■ **Your goal**:
Leaving out the pictures, retype all the material exactly.

(Saved entries)
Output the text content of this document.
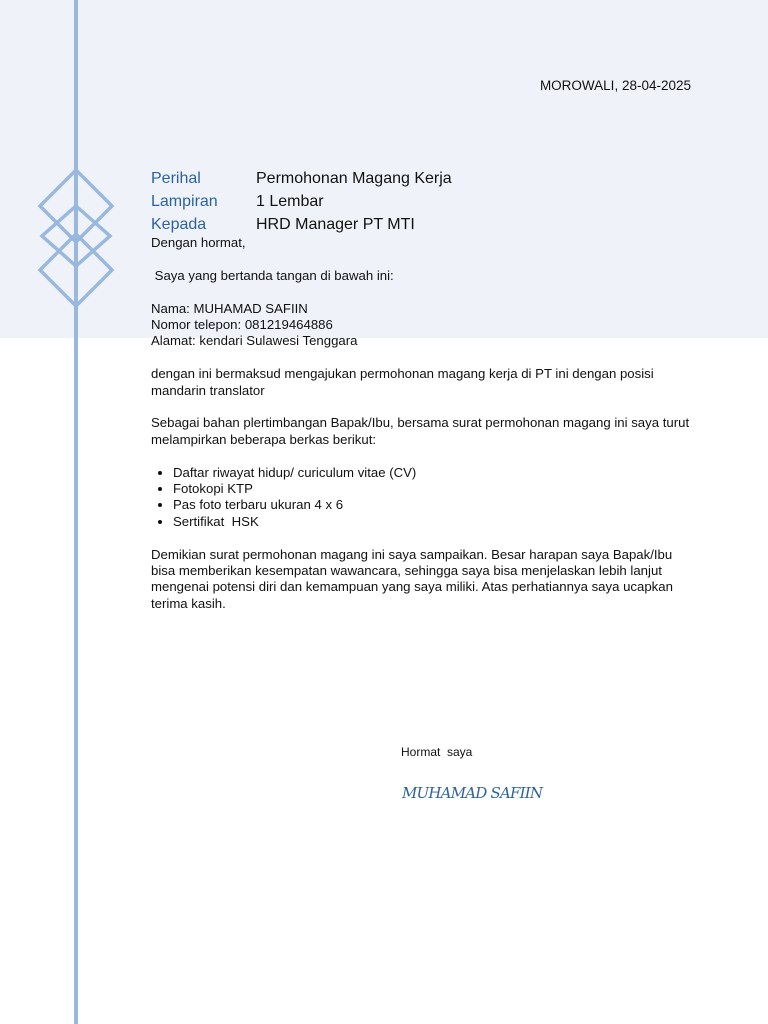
MOROWALI, 28-04-2025
Perihal	Permohonan Magang Kerja
Lampiran	1 Lembar
Kepada	HRD Manager PT MTI

Dengan hormat,

Saya yang bertanda tangan di bawah ini:

Nama: MUHAMAD SAFIIN

Nomor telepon: 081219464886

Alamat: kendari Sulawesi Tenggara

dengan ini bermaksud mengajukan permohonan magang kerja di PT ini dengan posisi mandarin translator

Sebagai bahan plertimbangan Bapak/Ibu, bersama surat permohonan magang ini saya turut melampirkan beberapa berkas berikut:

• Daftar riwayat hidup/ curiculum vitae (CV)
• Fotokopi KTP
• Pas foto terbaru ukuran 4 x 6
• Sertifikat  HSK

Demikian surat permohonan magang ini saya sampaikan. Besar harapan saya Bapak/Ibu bisa memberikan kesempatan wawancara, sehingga saya bisa menjelaskan lebih lanjut mengenai potensi diri dan kemampuan yang saya miliki. Atas perhatiannya saya ucapkan terima kasih.

Hormat  saya
MUHAMAD SAFIIN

■ **Written response**:
Output the text content of this document.
MOROWALI, 28-04-2025
Perihal	Permohonan Magang Kerja
Lampiran	1 Lembar
Kepada	HRD Manager PT MTI

Dengan hormat,

Saya yang bertanda tangan di bawah ini:

Nama: MUHAMAD SAFIIN

Nomor telepon: 081219464886

Alamat: kendari Sulawesi Tenggara

dengan ini bermaksud mengajukan permohonan magang kerja di PT ini dengan posisi mandarin translator

Sebagai bahan plertimbangan Bapak/Ibu, bersama surat permohonan magang ini saya turut melampirkan beberapa berkas berikut:

• Daftar riwayat hidup/ curiculum vitae (CV)
• Fotokopi KTP
• Pas foto terbaru ukuran 4 x 6
• Sertifikat  HSK

Demikian surat permohonan magang ini saya sampaikan. Besar harapan saya Bapak/Ibu bisa memberikan kesempatan wawancara, sehingga saya bisa menjelaskan lebih lanjut mengenai potensi diri dan kemampuan yang saya miliki. Atas perhatiannya saya ucapkan terima kasih.

Hormat  saya
MUHAMAD SAFIIN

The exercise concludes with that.